- **Work to complete**
Go through the data below. Pull out every line that has the word "itemize".

- **Given information**
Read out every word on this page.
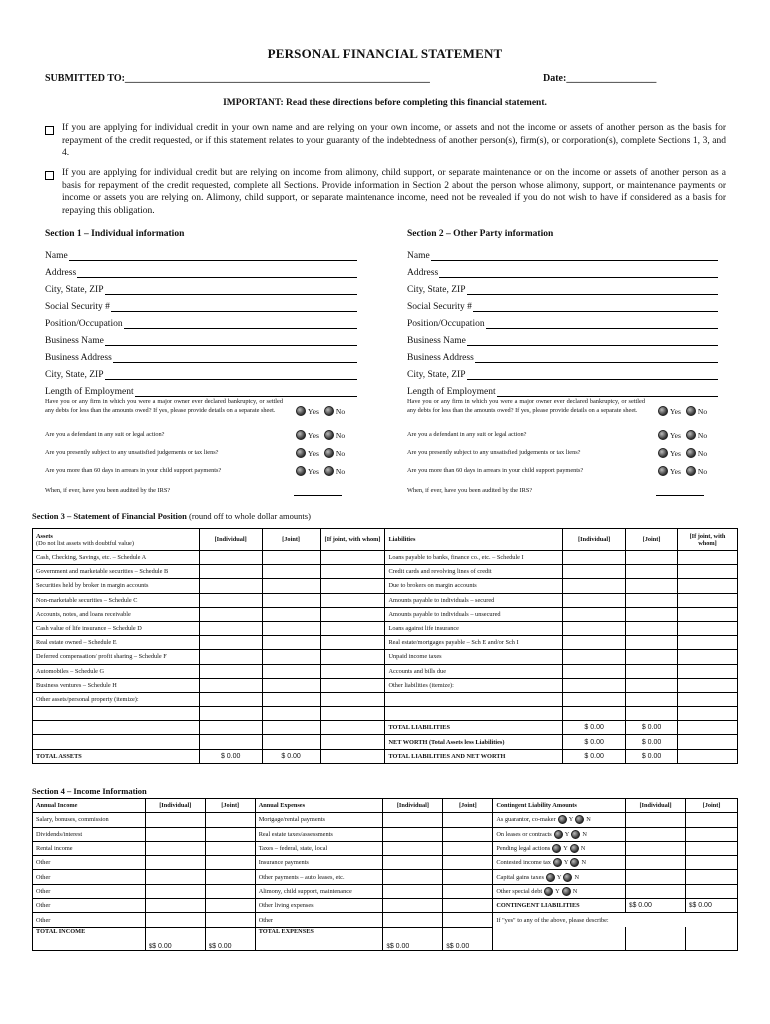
PERSONAL FINANCIAL STATEMENT
SUBMITTED TO:_____________________________________________________________	Date:__________________
IMPORTANT: Read these directions before completing this financial statement.
If you are applying for individual credit in your own name and are relying on your own income, or assets and not the income or assets of another person as the basis for repayment of the credit requested, or if this statement relates to your guaranty of the indebtedness of another person(s), firm(s), or corporation(s), complete Sections 1, 3, and 4.
If you are applying for individual credit but are relying on income from alimony, child support, or separate maintenance or on the income or assets of another person as a basis for repayment of the credit requested, complete all Sections. Provide information in Section 2 about the person whose alimony, support, or maintenance payments or income or assets you are relying on. Alimony, child support, or separate maintenance income, need not be revealed if you do not wish to have if considered as a basis for repaying this obligation.
Section 1 – Individual information	Section 2 – Other Party information
Name
Address
City, State, ZIP
Social Security #
Position/Occupation
Business Name
Business Address
City, State, ZIP
Length of Employment
Name
Address
City, State, ZIP
Social Security #
Position/Occupation
Business Name
Business Address
City, State, ZIP
Length of Employment
Have you or any firm in which you were a major owner ever declared bankruptcy, or settled any debts for less than the amounts owed? If yes, please provide details on a separate sheet.	Yes No
Are you a defendant in any suit or legal action?	Yes No
Are you presently subject to any unsatisfied judgements or tax liens?	Yes No
Are you more than 60 days in arrears in your child support payments?	Yes No
When, if ever, have you been audited by the IRS?
Have you or any firm in which you were a major owner ever declared bankruptcy, or settled any debts for less than the amounts owed? If yes, please provide details on a separate sheet.	Yes No
Are you a defendant in any suit or legal action?	Yes No
Are you presently subject to any unsatisfied judgements or tax liens?	Yes No
Are you more than 60 days in arrears in your child support payments?	Yes No
When, if ever, have you been audited by the IRS?
Section 3 – Statement of Financial Position (round off to whole dollar amounts)
Assets
(Do not list assets with doubtful value)	[Individual]	[Joint]	[If joint, with whom]	Liabilities	[Individual]	[Joint]	[If joint, with whom]
Cash, Checking, Savings, etc. – Schedule A				Loans payable to banks, finance co., etc. – Schedule I			
Government and marketable securities – Schedule B				Credit cards and revolving lines of credit			
Securities held by broker in margin accounts				Due to brokers on margin accounts			
Non-marketable securities – Schedule C				Amounts payable to individuals – secured			
Accounts, notes, and loans receivable				Amounts payable to individuals – unsecured			
Cash value of life insurance – Schedule D				Loans against life insurance			
Real estate owned – Schedule E				Real estate/mortgages payable – Sch E and/or Sch I			
Deferred compensation/ profit sharing – Schedule F				Unpaid income taxes			
Automobiles – Schedule G				Accounts and bills due			
Business ventures – Schedule H				Other liabilities (itemize):			
Other assets/personal property (itemize):							

				TOTAL LIABILITIES	$ 0.00	$ 0.00	
				NET WORTH (Total Assets less Liabilities)	$ 0.00	$ 0.00	
TOTAL ASSETS	$ 0.00	$ 0.00		TOTAL LIABILITIES AND NET WORTH	$ 0.00	$ 0.00	
Section 4 – Income Information
Annual Income	[Individual]	[Joint]	Annual Expenses	[Individual]	[Joint]	Contingent Liability Amounts	[Individual]	[Joint]
Salary, bonuses, commission			Mortgage/rental payments			As guarantor, co-maker Y N		

Dividends/interest			Real estate taxes/assessments			On leases or contracts Y N		

Rental income			Taxes – federal, state, local			Pending legal actions Y N		

Other			Insurance payments			Contested income tax Y N		

Other			Other payments – auto leases, etc.			Capital gains taxes Y N		

Other			Alimony, child support, maintenance			Other special debt Y N		

Other			Other living expenses			CONTINGENT LIABILITIES	$$ 0.00	$$ 0.00
Other			Other			If "yes" to any of the above, please describe:		
TOTAL INCOME	$$ 0.00	$$ 0.00	TOTAL EXPENSES	$$ 0.00	$$ 0.00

- **Answer to this task**
Business ventures – Schedule H				Other liabilities (itemize):			
Other assets/personal property (itemize):							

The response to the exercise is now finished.